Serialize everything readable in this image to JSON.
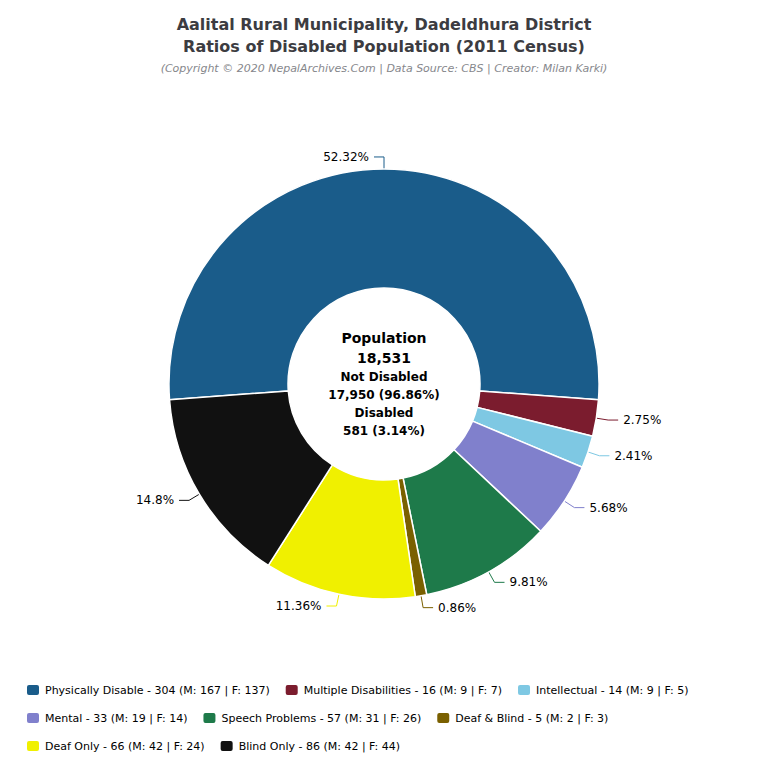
{
  "chart_data": {
    "type": "pie",
    "title": "Aalital Rural Municipality, Dadeldhura District\nRatios of Disabled Population (2011 Census)",
    "subtitle": "(Copyright © 2020 NepalArchives.Com | Data Source: CBS | Creator: Milan Karki)",
    "annotations": [
      "Population",
      "18,531",
      "Not Disabled",
      "17,950 (96.86%)",
      "Disabled",
      "581 (3.14%)"
    ],
    "categories": [
      "Physically Disable - 304 (M: 167 | F: 137)",
      "Multiple Disabilities - 16 (M: 9 | F: 7)",
      "Intellectual - 14 (M: 9 | F: 5)",
      "Mental - 33 (M: 19 | F: 14)",
      "Speech Problems - 57 (M: 31 | F: 26)",
      "Deaf & Blind - 5 (M: 2 | F: 3)",
      "Deaf Only - 66 (M: 42 | F: 24)",
      "Blind Only - 86 (M: 42 | F: 44)"
    ],
    "values": [
      52.32,
      2.75,
      2.41,
      5.68,
      9.81,
      0.86,
      11.36,
      14.8
    ],
    "value_labels": [
      "52.32%",
      "2.75%",
      "2.41%",
      "5.68%",
      "9.81%",
      "0.86%",
      "11.36%",
      "14.8%"
    ],
    "colors": [
      "#1a5c8a",
      "#7b1c2e",
      "#7ec8e3",
      "#8080cc",
      "#1e7a4a",
      "#7a6000",
      "#f0f000",
      "#111111"
    ],
    "data_labels": true,
    "legend": "bottom"
  }
}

— SHORT EXERCISE —
Your task is to gather all lines from the entries above that hold the word "Population".

— TASK OUTPUT —
    "title": "Aalital Rural Municipality, Dadeldhura District\nRatios of Disabled Population (2011 Census)",
      "Population",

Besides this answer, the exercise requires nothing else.